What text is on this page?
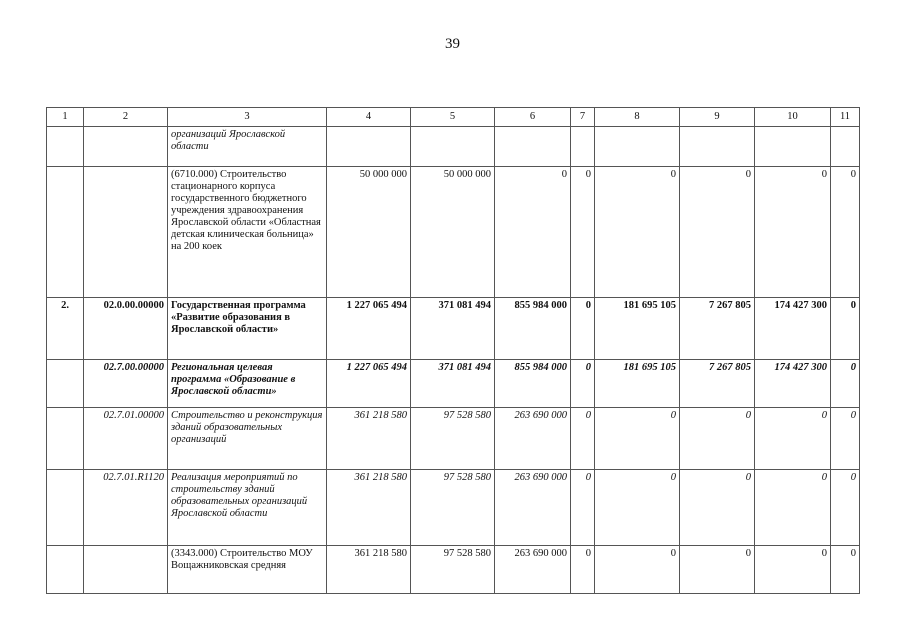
39
1	2	3	4	5	6	7	8	9	10	11
		организаций Ярославской области								
		(6710.000) Строительство стационарного корпуса государственного бюджетного учреждения здравоохранения Ярославской области «Областная детская клиническая больница» на 200 коек	50 000 000	50 000 000	0	0	0	0	0	0
2.	02.0.00.00000	Государственная программа «Развитие образования в Ярославской области»	1 227 065 494	371 081 494	855 984 000	0	181 695 105	7 267 805	174 427 300	0
	02.7.00.00000	Региональная целевая программа «Образование в Ярославской области»	1 227 065 494	371 081 494	855 984 000	0	181 695 105	7 267 805	174 427 300	0
	02.7.01.00000	Строительство и реконструкция зданий образовательных организаций	361 218 580	97 528 580	263 690 000	0	0	0	0	0
	02.7.01.R1120	Реализация мероприятий по строительству зданий образовательных организаций Ярославской области	361 218 580	97 528 580	263 690 000	0	0	0	0	0
		(3343.000) Строительство МОУ Вощажниковская средняя	361 218 580	97 528 580	263 690 000	0	0	0	0	0
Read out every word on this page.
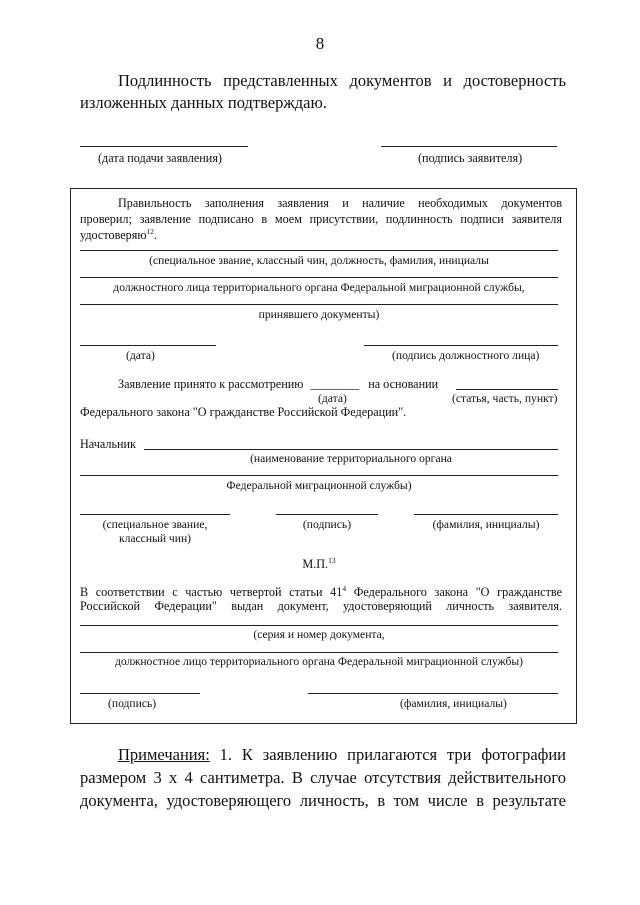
8
Подлинность представленных документов и достоверность
изложенных данных подтверждаю.
(дата подачи заявления)	(подпись заявителя)
Правильность заполнения заявления и наличие необходимых документов
проверил; заявление подписано в моем присутствии, подлинность подписи заявителя
удостоверяю$^{12}$.
(специальное звание, классный чин, должность, фамилия, инициалы
должностного лица территориального органа Федеральной миграционной службы,
принявшего документы)
(дата)	(подпись должностного лица)
Заявление принято к рассмотрению ________ на основании
(дата)	(статья, часть, пункт)
Федерального закона "О гражданстве Российской Федерации".
Начальник
(наименование территориального органа
Федеральной миграционной службы)
(специальное звание,
классный чин)
(подпись)	(фамилия, инициалы)
М.П.$^{13}$
В соответствии с частью четвертой статьи $41^4$ Федерального закона "О гражданстве
Российской Федерации" выдан документ, удостоверяющий личность заявителя.
(серия и номер документа,
должностное лицо территориального органа Федеральной миграционной службы)
(подпись)	(фамилия, инициалы)
Примечания: 1. К заявлению прилагаются три фотографии
размером 3 х 4 сантиметра. В случае отсутствия действительного
документа, удостоверяющего личность, в том числе в результате
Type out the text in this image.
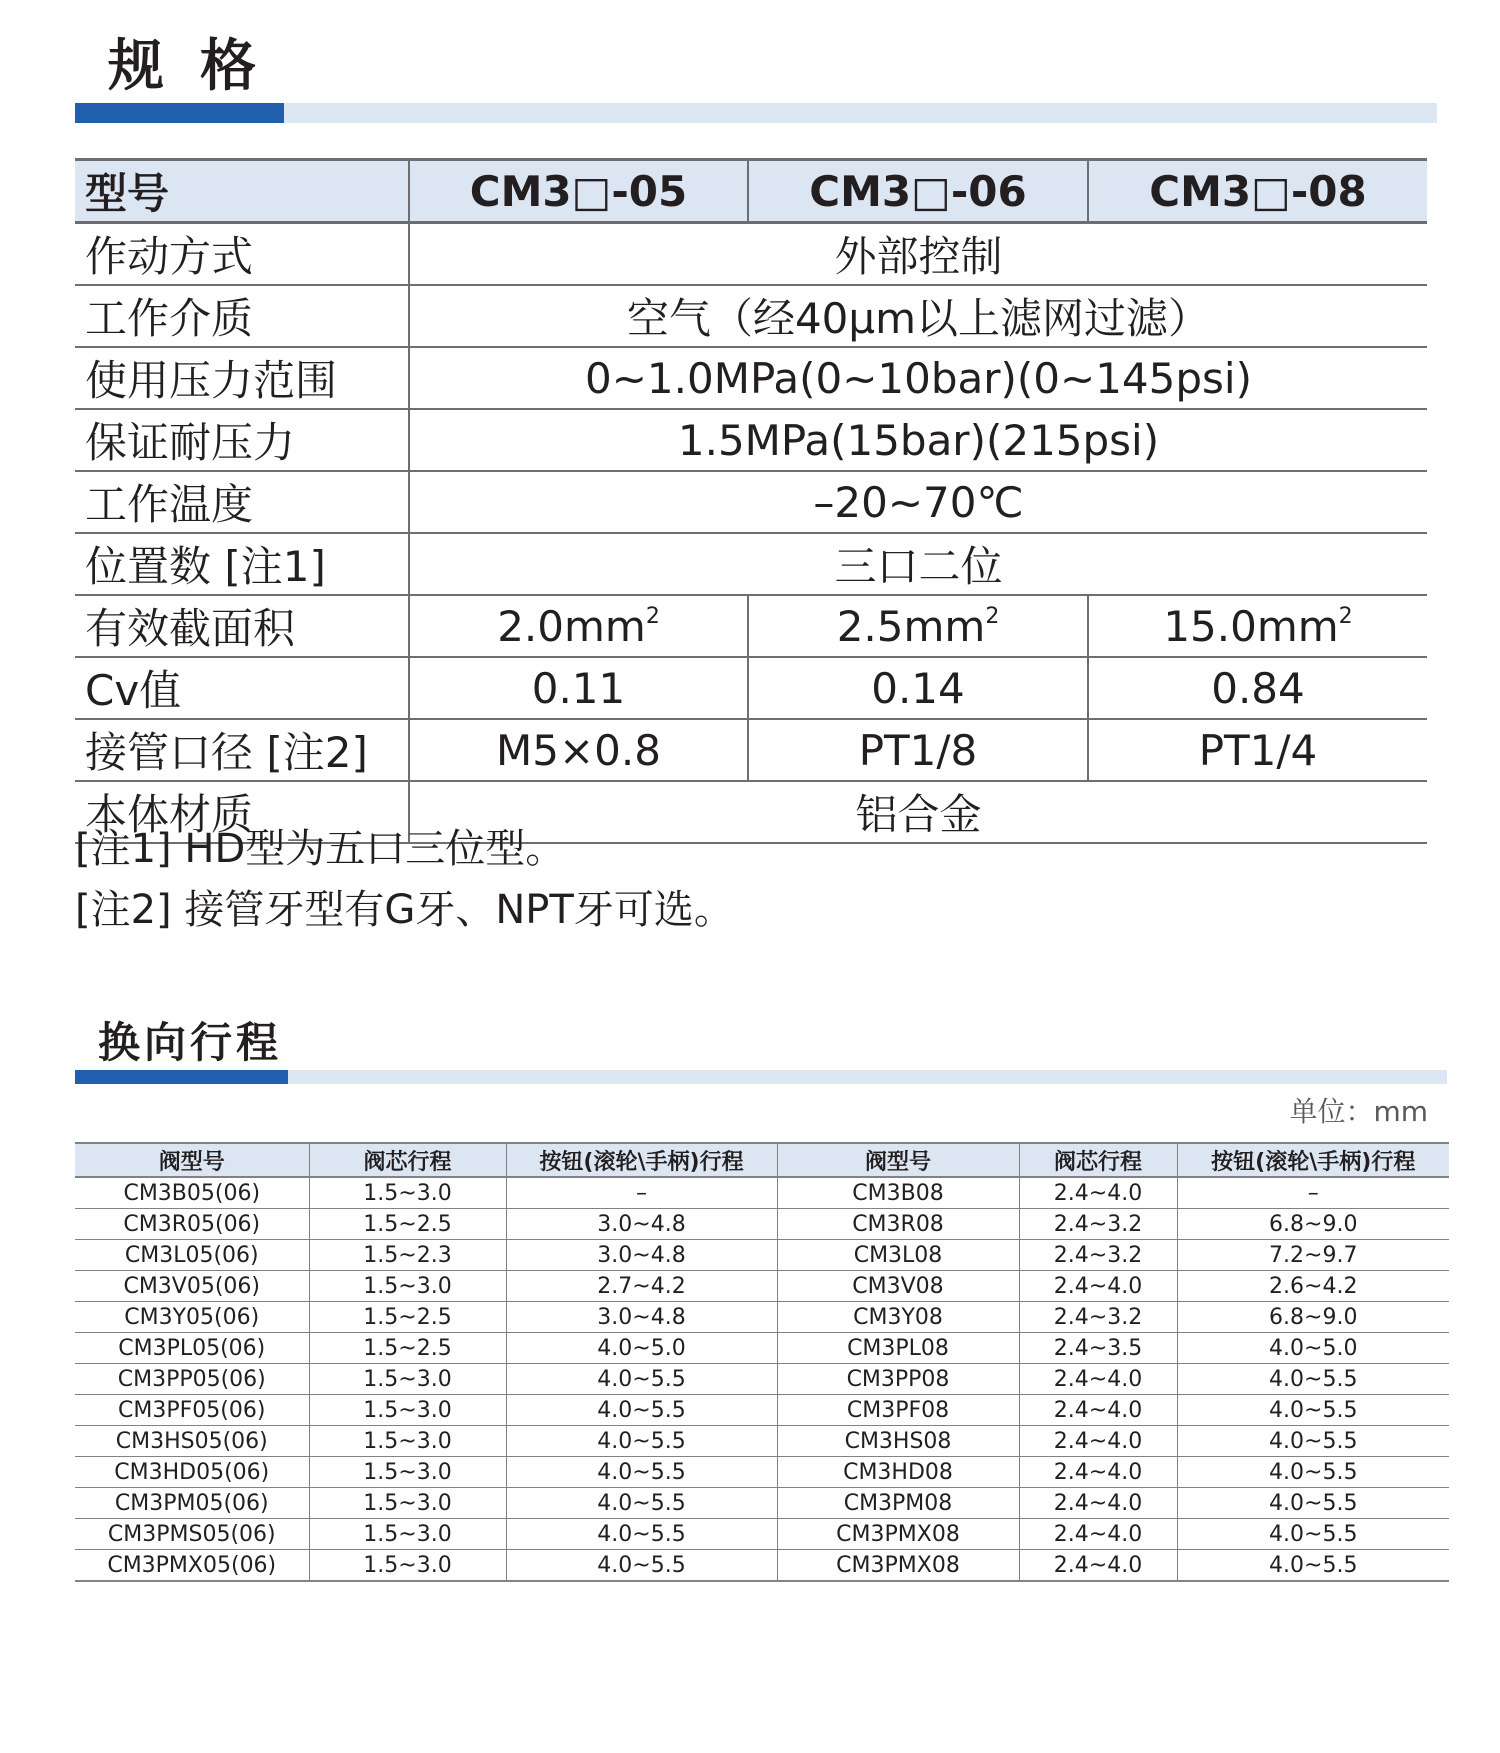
规格
型号	CM3□-05	CM3□-06	CM3□-08
作动方式	外部控制		
工作介质	空气（经40μm以上滤网过滤）		
使用压力范围	0~1.0MPa(0~10bar)(0~145psi)		
保证耐压力	1.5MPa(15bar)(215psi)		
工作温度	–20~70℃		
位置数 [注1]	三口二位		
有效截面积	$2.0mm^2$	$2.5mm^2$	$15.0mm^2$
Cv值	0.11	0.14	0.84
接管口径 [注2]	M5×0.8	PT1/8	PT1/4
本体材质	铝合金		
[注1] HD型为五口三位型。
[注2] 接管牙型有G牙、NPT牙可选。
换向行程
单位：mm
阀型号	阀芯行程	按钮(滚轮\手柄)行程	阀型号	阀芯行程	按钮(滚轮\手柄)行程
CM3B05(06)	1.5~3.0	–	CM3B08	2.4~4.0	–
CM3R05(06)	1.5~2.5	3.0~4.8	CM3R08	2.4~3.2	6.8~9.0
CM3L05(06)	1.5~2.3	3.0~4.8	CM3L08	2.4~3.2	7.2~9.7
CM3V05(06)	1.5~3.0	2.7~4.2	CM3V08	2.4~4.0	2.6~4.2
CM3Y05(06)	1.5~2.5	3.0~4.8	CM3Y08	2.4~3.2	6.8~9.0
CM3PL05(06)	1.5~2.5	4.0~5.0	CM3PL08	2.4~3.5	4.0~5.0
CM3PP05(06)	1.5~3.0	4.0~5.5	CM3PP08	2.4~4.0	4.0~5.5
CM3PF05(06)	1.5~3.0	4.0~5.5	CM3PF08	2.4~4.0	4.0~5.5
CM3HS05(06)	1.5~3.0	4.0~5.5	CM3HS08	2.4~4.0	4.0~5.5
CM3HD05(06)	1.5~3.0	4.0~5.5	CM3HD08	2.4~4.0	4.0~5.5
CM3PM05(06)	1.5~3.0	4.0~5.5	CM3PM08	2.4~4.0	4.0~5.5
CM3PMS05(06)	1.5~3.0	4.0~5.5	CM3PMX08	2.4~4.0	4.0~5.5
CM3PMX05(06)	1.5~3.0	4.0~5.5	CM3PMX08	2.4~4.0	4.0~5.5
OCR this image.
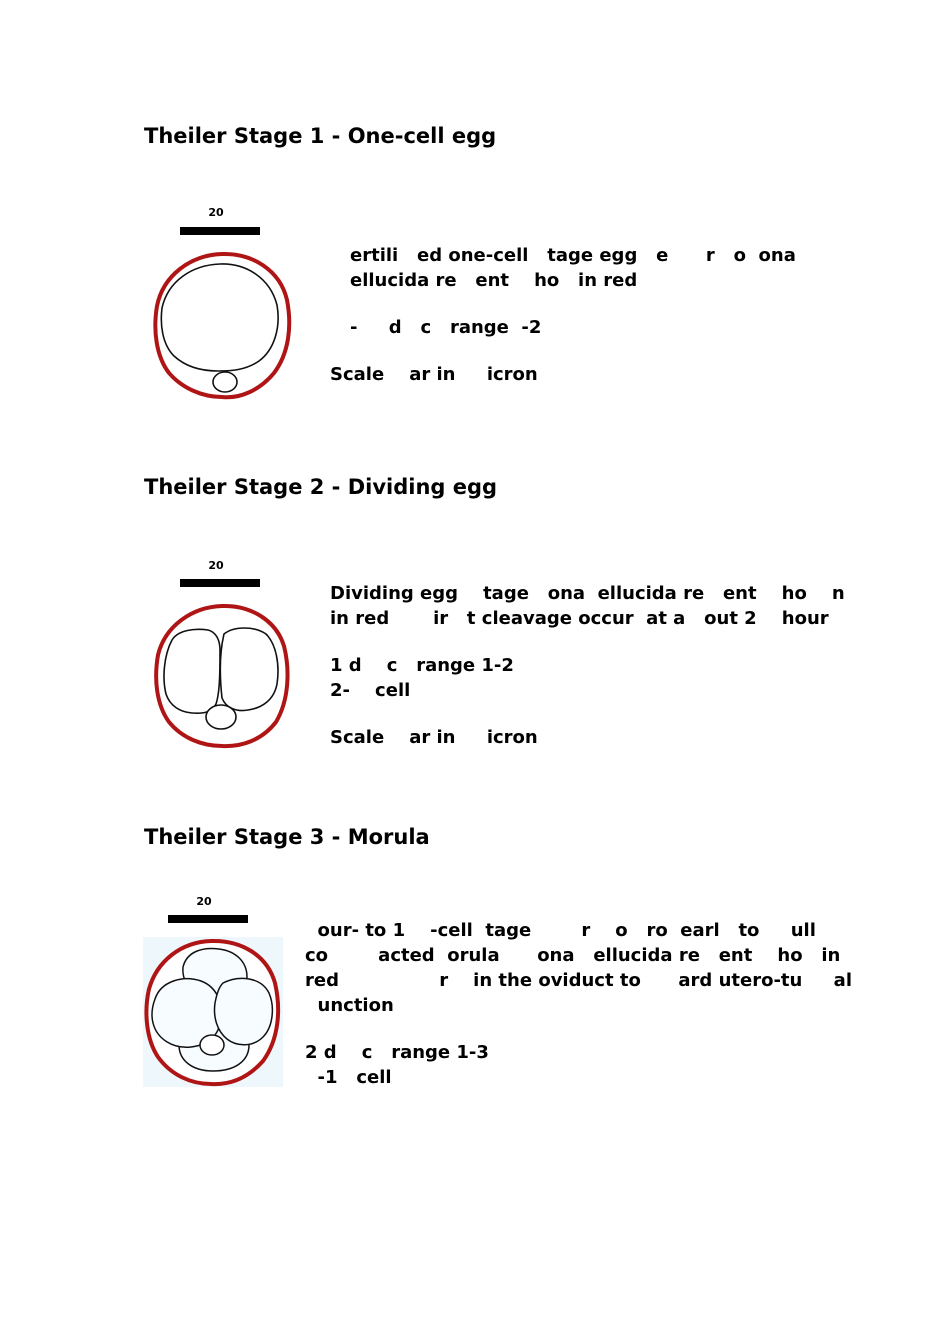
Theiler Stage 1 - One-cell egg
20

ertili   ed one-cell   tage egg   e      r   o  ona

ellucida re   ent    ho   in red

-     d   c   range  -2

Scale    ar in     icron

Theiler Stage 2 - Dividing egg
20

Dividing egg    tage   ona  ellucida re   ent    ho    n

in red       ir   t cleavage occur  at a   out 2    hour

1 d    c   range 1-2

2-    cell

Scale    ar in     icron

Theiler Stage 3 - Morula
20

our- to 1    -cell  tage        r    o   ro  earl   to     ull

co        acted  orula      ona   ellucida re   ent    ho   in

red                r    in the oviduct to      ard utero-tu     al

unction

2 d    c   range 1-3

-1   cell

------------------------------------------------

Filter the listing above for the string "программа" and copy every matching line.

2.	02.0.00.00000	Государственная программа «Развитие образования в Ярославской области»	1 227 065 494	371 081 494	855 984 000	0	181 695 105	7 267 805	174 427 300	0
	02.7.00.00000	Региональная целевая программа «Образование в Ярославской области»	1 227 065 494	371 081 494	855 984 000	0	181 695 105	7 267 805	174 427 300	0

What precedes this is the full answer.